DIRECTIVE
Without the images, write out all of the following entries exactly.

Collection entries
---------------

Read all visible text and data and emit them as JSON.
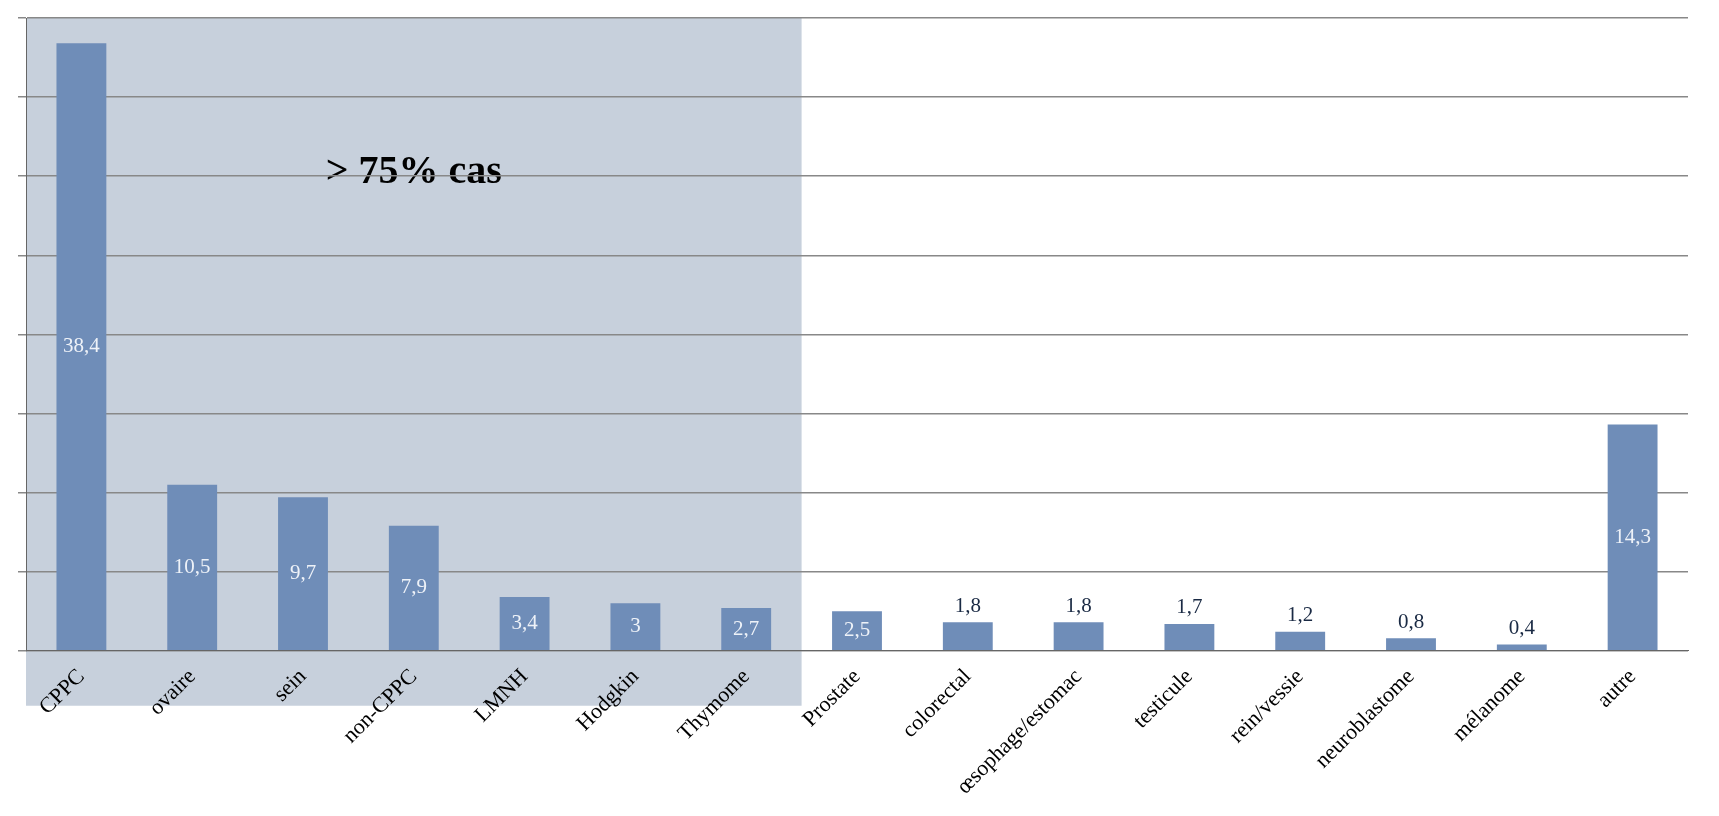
{
  "chart_data": {
    "type": "bar",
    "categories": [
      "CPPC",
      "ovaire",
      "sein",
      "non-CPPC",
      "LMNH",
      "Hodgkin",
      "Thymome",
      "Prostate",
      "colorectal",
      "œsophage/estomac",
      "testicule",
      "rein/vessie",
      "neuroblastome",
      "mélanome",
      "autre"
    ],
    "values": [
      38.4,
      10.5,
      9.7,
      7.9,
      3.4,
      3,
      2.7,
      2.5,
      1.8,
      1.8,
      1.7,
      1.2,
      0.8,
      0.4,
      14.3
    ],
    "value_labels": [
      "38,4",
      "10,5",
      "9,7",
      "7,9",
      "3,4",
      "3",
      "2,7",
      "2,5",
      "1,8",
      "1,8",
      "1,7",
      "1,2",
      "0,8",
      "0,4",
      "14,3"
    ],
    "color": "#6f8db8",
    "tick_labels": "x",
    "grid": "y",
    "bands": [
      {
        "axis": "x",
        "from": "CPPC",
        "to": "Thymome",
        "label": "> 75% cas",
        "color": "#b4c0d0"
      }
    ]
  }
}
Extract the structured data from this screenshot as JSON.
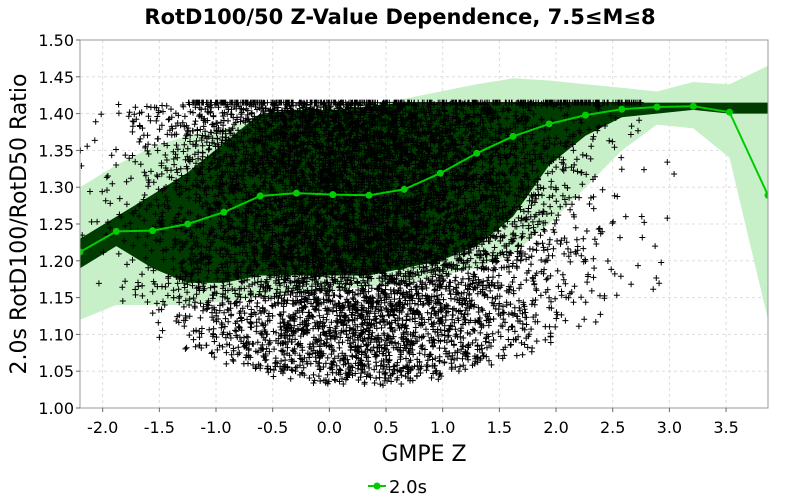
{
  "chart_data": {
    "type": "line",
    "title": "RotD100/50 Z-Value Dependence, 7.5≤M≤8",
    "xlabel": "GMPE Z",
    "ylabel": "2.0s RotD100/RotD50 Ratio",
    "xlim": [
      -2.2,
      3.87
    ],
    "ylim": [
      1.0,
      1.5
    ],
    "xticks": [
      -2.0,
      -1.5,
      -1.0,
      -0.5,
      0.0,
      0.5,
      1.0,
      1.5,
      2.0,
      2.5,
      3.0,
      3.5
    ],
    "xtick_labels": [
      "-2.0",
      "-1.5",
      "-1.0",
      "-0.5",
      "0.0",
      "0.5",
      "1.0",
      "1.5",
      "2.0",
      "2.5",
      "3.0",
      "3.5"
    ],
    "yticks": [
      1.0,
      1.05,
      1.1,
      1.15,
      1.2,
      1.25,
      1.3,
      1.35,
      1.4,
      1.45,
      1.5
    ],
    "ytick_labels": [
      "1.00",
      "1.05",
      "1.10",
      "1.15",
      "1.20",
      "1.25",
      "1.30",
      "1.35",
      "1.40",
      "1.45",
      "1.50"
    ],
    "grid": true,
    "legend_position": "bottom-center",
    "colors": {
      "line": "#00cc00",
      "inner_band": "#003b00",
      "outer_band": "#c8f0c8",
      "scatter": "#000000",
      "grid": "#dddddd"
    },
    "series": [
      {
        "name": "2.0s",
        "x": [
          -2.2,
          -1.88,
          -1.56,
          -1.25,
          -0.93,
          -0.61,
          -0.29,
          0.03,
          0.35,
          0.66,
          0.98,
          1.3,
          1.62,
          1.94,
          2.26,
          2.58,
          2.89,
          3.21,
          3.53,
          3.87
        ],
        "y": [
          1.212,
          1.24,
          1.241,
          1.25,
          1.266,
          1.288,
          1.292,
          1.29,
          1.289,
          1.297,
          1.319,
          1.346,
          1.369,
          1.386,
          1.398,
          1.406,
          1.409,
          1.41,
          1.402,
          1.289
        ]
      }
    ],
    "bands": {
      "inner_upper": [
        1.23,
        1.26,
        1.29,
        1.32,
        1.36,
        1.4,
        1.405,
        1.405,
        1.41,
        1.415,
        1.415,
        1.415,
        1.415,
        1.415,
        1.415,
        1.415,
        1.415,
        1.415,
        1.415,
        1.415
      ],
      "inner_lower": [
        1.19,
        1.22,
        1.19,
        1.17,
        1.17,
        1.18,
        1.18,
        1.18,
        1.18,
        1.19,
        1.2,
        1.22,
        1.26,
        1.33,
        1.37,
        1.395,
        1.4,
        1.405,
        1.4,
        1.4
      ],
      "outer_upper": [
        1.3,
        1.33,
        1.355,
        1.37,
        1.38,
        1.395,
        1.4,
        1.41,
        1.415,
        1.42,
        1.43,
        1.44,
        1.448,
        1.445,
        1.44,
        1.435,
        1.43,
        1.443,
        1.44,
        1.465
      ],
      "outer_lower": [
        1.12,
        1.14,
        1.14,
        1.14,
        1.145,
        1.15,
        1.155,
        1.16,
        1.165,
        1.17,
        1.18,
        1.19,
        1.21,
        1.25,
        1.3,
        1.35,
        1.385,
        1.38,
        1.34,
        1.12
      ]
    },
    "scatter_cap_y": 1.415
  }
}
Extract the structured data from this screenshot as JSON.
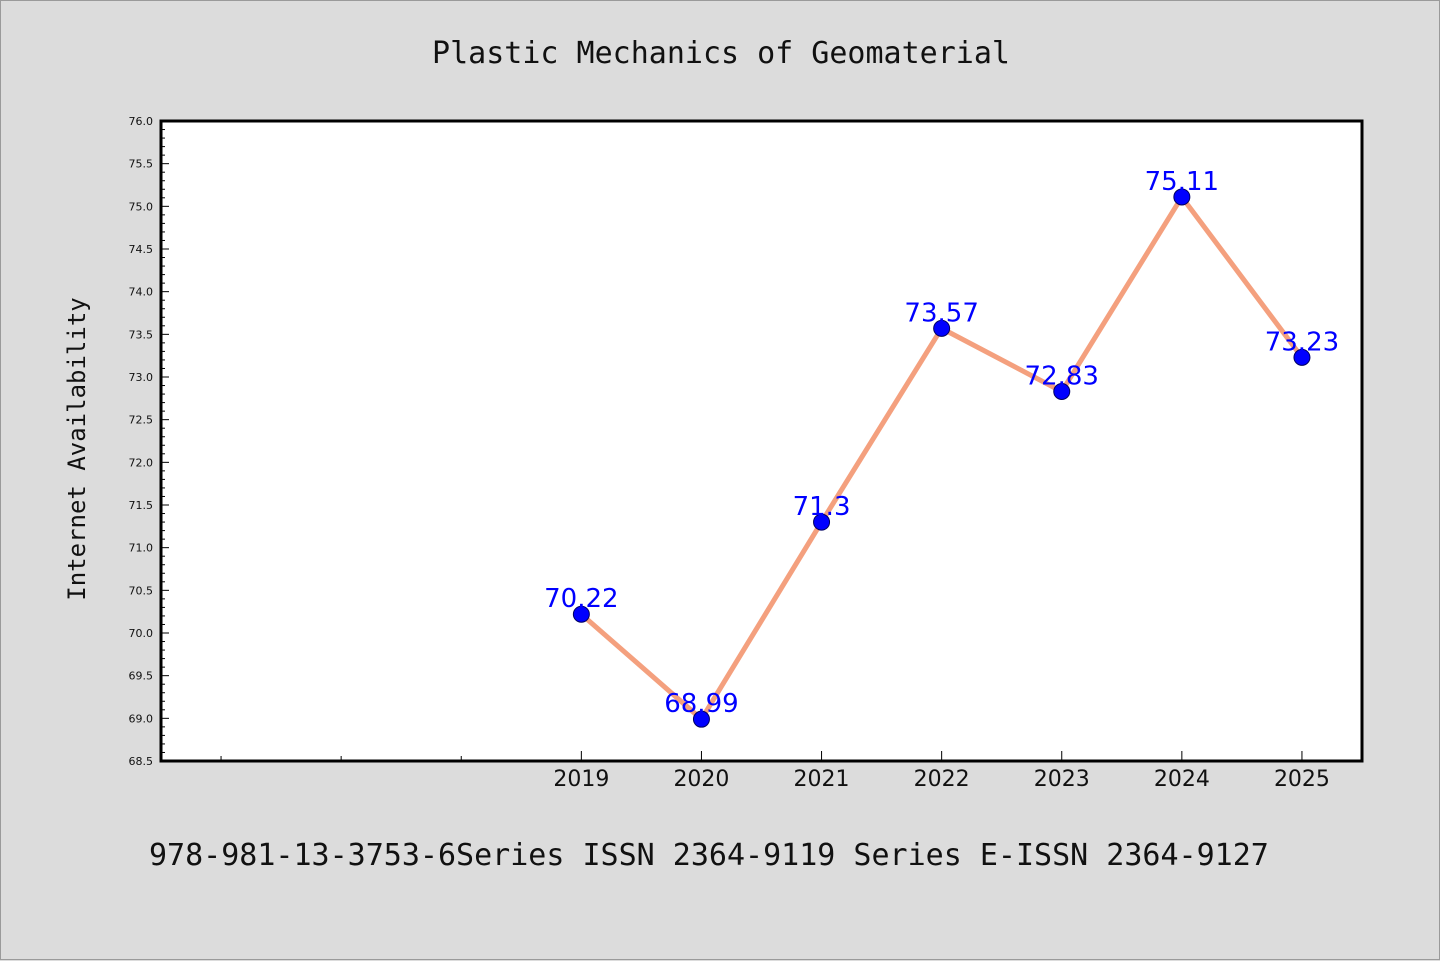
{
  "colors": {
    "background": "#dcdcdc",
    "plot_background": "#ffffff",
    "line": "#f4a07e",
    "marker": "#0000ff",
    "label": "#0000ff"
  },
  "footer": "978-981-13-3753-6Series ISSN 2364-9119 Series E-ISSN 2364-9127",
  "chart_data": {
    "type": "line",
    "title": "Plastic Mechanics of Geomaterial",
    "xlabel": "",
    "ylabel": "Internet Availability",
    "categories": [
      "2019",
      "2020",
      "2021",
      "2022",
      "2023",
      "2024",
      "2025"
    ],
    "series": [
      {
        "values": [
          70.22,
          68.99,
          71.3,
          73.57,
          72.83,
          75.11,
          73.23
        ],
        "labels": [
          "70.22",
          "68.99",
          "71.3",
          "73.57",
          "72.83",
          "75.11",
          "73.23"
        ]
      }
    ],
    "x_slots": 10,
    "first_category_slot": 3,
    "ylim": [
      68.5,
      76.0
    ],
    "yticks": [
      "68.5",
      "69.0",
      "69.5",
      "70.0",
      "70.5",
      "71.0",
      "71.5",
      "72.0",
      "72.5",
      "73.0",
      "73.5",
      "74.0",
      "74.5",
      "75.0",
      "75.5",
      "76.0"
    ],
    "grid": false,
    "legend": "none",
    "marker": "circle"
  }
}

---------------

COMPLETE RESPONSE
Read all visible text and data and emit them as JSON.
{
  "chart_data": {
    "type": "bar",
    "categories": [
      "CPPC",
      "ovaire",
      "sein",
      "non-CPPC",
      "LMNH",
      "Hodgkin",
      "Thymome",
      "Prostate",
      "colorectal",
      "œsophage/estomac",
      "testicule",
      "rein/vessie",
      "neuroblastome",
      "mélanome",
      "autre"
    ],
    "values": [
      38.4,
      10.5,
      9.7,
      7.9,
      3.4,
      3,
      2.7,
      2.5,
      1.8,
      1.8,
      1.7,
      1.2,
      0.8,
      0.4,
      14.3
    ],
    "value_labels": [
      "38,4",
      "10,5",
      "9,7",
      "7,9",
      "3,4",
      "3",
      "2,7",
      "2,5",
      "1,8",
      "1,8",
      "1,7",
      "1,2",
      "0,8",
      "0,4",
      "14,3"
    ],
    "color": "#6f8db8",
    "tick_labels": "x",
    "grid": "y",
    "bands": [
      {
        "axis": "x",
        "from": "CPPC",
        "to": "Thymome",
        "label": "> 75% cas",
        "color": "#b4c0d0"
      }
    ]
  }
}
Extract the structured data from this screenshot as JSON.
{
  "chart_data": {
    "type": "line",
    "title": "RotD100/50 Z-Value Dependence, 7.5≤M≤8",
    "xlabel": "GMPE Z",
    "ylabel": "2.0s RotD100/RotD50 Ratio",
    "xlim": [
      -2.2,
      3.87
    ],
    "ylim": [
      1.0,
      1.5
    ],
    "xticks": [
      -2.0,
      -1.5,
      -1.0,
      -0.5,
      0.0,
      0.5,
      1.0,
      1.5,
      2.0,
      2.5,
      3.0,
      3.5
    ],
    "xtick_labels": [
      "-2.0",
      "-1.5",
      "-1.0",
      "-0.5",
      "0.0",
      "0.5",
      "1.0",
      "1.5",
      "2.0",
      "2.5",
      "3.0",
      "3.5"
    ],
    "yticks": [
      1.0,
      1.05,
      1.1,
      1.15,
      1.2,
      1.25,
      1.3,
      1.35,
      1.4,
      1.45,
      1.5
    ],
    "ytick_labels": [
      "1.00",
      "1.05",
      "1.10",
      "1.15",
      "1.20",
      "1.25",
      "1.30",
      "1.35",
      "1.40",
      "1.45",
      "1.50"
    ],
    "grid": true,
    "legend_position": "bottom-center",
    "colors": {
      "line": "#00cc00",
      "inner_band": "#003b00",
      "outer_band": "#c8f0c8",
      "scatter": "#000000",
      "grid": "#dddddd"
    },
    "series": [
      {
        "name": "2.0s",
        "x": [
          -2.2,
          -1.88,
          -1.56,
          -1.25,
          -0.93,
          -0.61,
          -0.29,
          0.03,
          0.35,
          0.66,
          0.98,
          1.3,
          1.62,
          1.94,
          2.26,
          2.58,
          2.89,
          3.21,
          3.53,
          3.87
        ],
        "y": [
          1.212,
          1.24,
          1.241,
          1.25,
          1.266,
          1.288,
          1.292,
          1.29,
          1.289,
          1.297,
          1.319,
          1.346,
          1.369,
          1.386,
          1.398,
          1.406,
          1.409,
          1.41,
          1.402,
          1.289
        ]
      }
    ],
    "bands": {
      "inner_upper": [
        1.23,
        1.26,
        1.29,
        1.32,
        1.36,
        1.4,
        1.405,
        1.405,
        1.41,
        1.415,
        1.415,
        1.415,
        1.415,
        1.415,
        1.415,
        1.415,
        1.415,
        1.415,
        1.415,
        1.415
      ],
      "inner_lower": [
        1.19,
        1.22,
        1.19,
        1.17,
        1.17,
        1.18,
        1.18,
        1.18,
        1.18,
        1.19,
        1.2,
        1.22,
        1.26,
        1.33,
        1.37,
        1.395,
        1.4,
        1.405,
        1.4,
        1.4
      ],
      "outer_upper": [
        1.3,
        1.33,
        1.355,
        1.37,
        1.38,
        1.395,
        1.4,
        1.41,
        1.415,
        1.42,
        1.43,
        1.44,
        1.448,
        1.445,
        1.44,
        1.435,
        1.43,
        1.443,
        1.44,
        1.465
      ],
      "outer_lower": [
        1.12,
        1.14,
        1.14,
        1.14,
        1.145,
        1.15,
        1.155,
        1.16,
        1.165,
        1.17,
        1.18,
        1.19,
        1.21,
        1.25,
        1.3,
        1.35,
        1.385,
        1.38,
        1.34,
        1.12
      ]
    },
    "scatter_cap_y": 1.415
  }
}
Extract the structured data from this screenshot as JSON.
{
  "colors": {
    "background": "#dcdcdc",
    "plot_background": "#ffffff",
    "line": "#f4a07e",
    "marker": "#0000ff",
    "label": "#0000ff"
  },
  "footer": "978-981-13-3753-6Series ISSN 2364-9119 Series E-ISSN 2364-9127",
  "chart_data": {
    "type": "line",
    "title": "Plastic Mechanics of Geomaterial",
    "xlabel": "",
    "ylabel": "Internet Availability",
    "categories": [
      "2019",
      "2020",
      "2021",
      "2022",
      "2023",
      "2024",
      "2025"
    ],
    "series": [
      {
        "values": [
          70.22,
          68.99,
          71.3,
          73.57,
          72.83,
          75.11,
          73.23
        ],
        "labels": [
          "70.22",
          "68.99",
          "71.3",
          "73.57",
          "72.83",
          "75.11",
          "73.23"
        ]
      }
    ],
    "x_slots": 10,
    "first_category_slot": 3,
    "ylim": [
      68.5,
      76.0
    ],
    "yticks": [
      "68.5",
      "69.0",
      "69.5",
      "70.0",
      "70.5",
      "71.0",
      "71.5",
      "72.0",
      "72.5",
      "73.0",
      "73.5",
      "74.0",
      "74.5",
      "75.0",
      "75.5",
      "76.0"
    ],
    "grid": false,
    "legend": "none",
    "marker": "circle"
  }
}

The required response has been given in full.